What to produce:
Every line containing the word "name" needs to be found and copied.

[Stored items from a collection]
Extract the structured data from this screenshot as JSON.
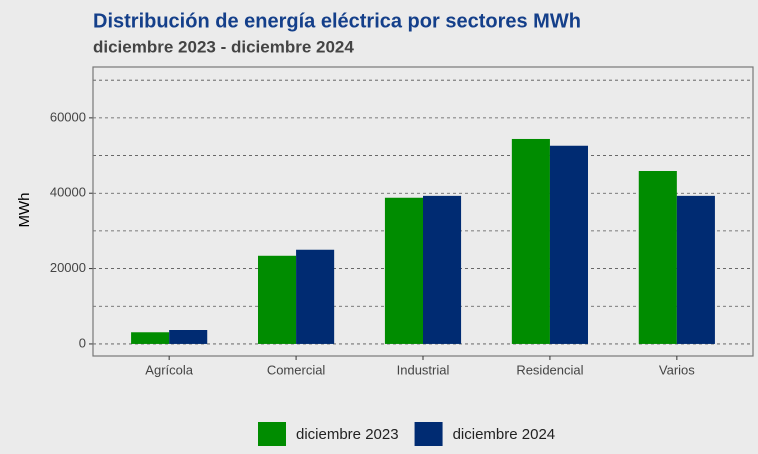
{
  "chart_data": {
    "type": "bar",
    "title": "Distribución de energía eléctrica por sectores MWh",
    "subtitle": "diciembre 2023 - diciembre 2024",
    "y_label": "MWh",
    "categories": [
      "Agrícola",
      "Comercial",
      "Industrial",
      "Residencial",
      "Varios"
    ],
    "series": [
      {
        "name": "diciembre 2023",
        "color": "#008c00",
        "values": [
          3100,
          23400,
          38800,
          54400,
          45900
        ]
      },
      {
        "name": "diciembre 2024",
        "color": "#002b72",
        "values": [
          3700,
          25000,
          39300,
          52600,
          39300
        ]
      }
    ],
    "ylim": [
      -3200,
      73500
    ],
    "yticks": [
      0,
      20000,
      40000,
      60000
    ],
    "minor_yticks": [
      10000,
      30000,
      50000,
      70000
    ],
    "grid": true,
    "legend": "bottom"
  }
}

Task output:
        "name": "diciembre 2023",
        "name": "diciembre 2024",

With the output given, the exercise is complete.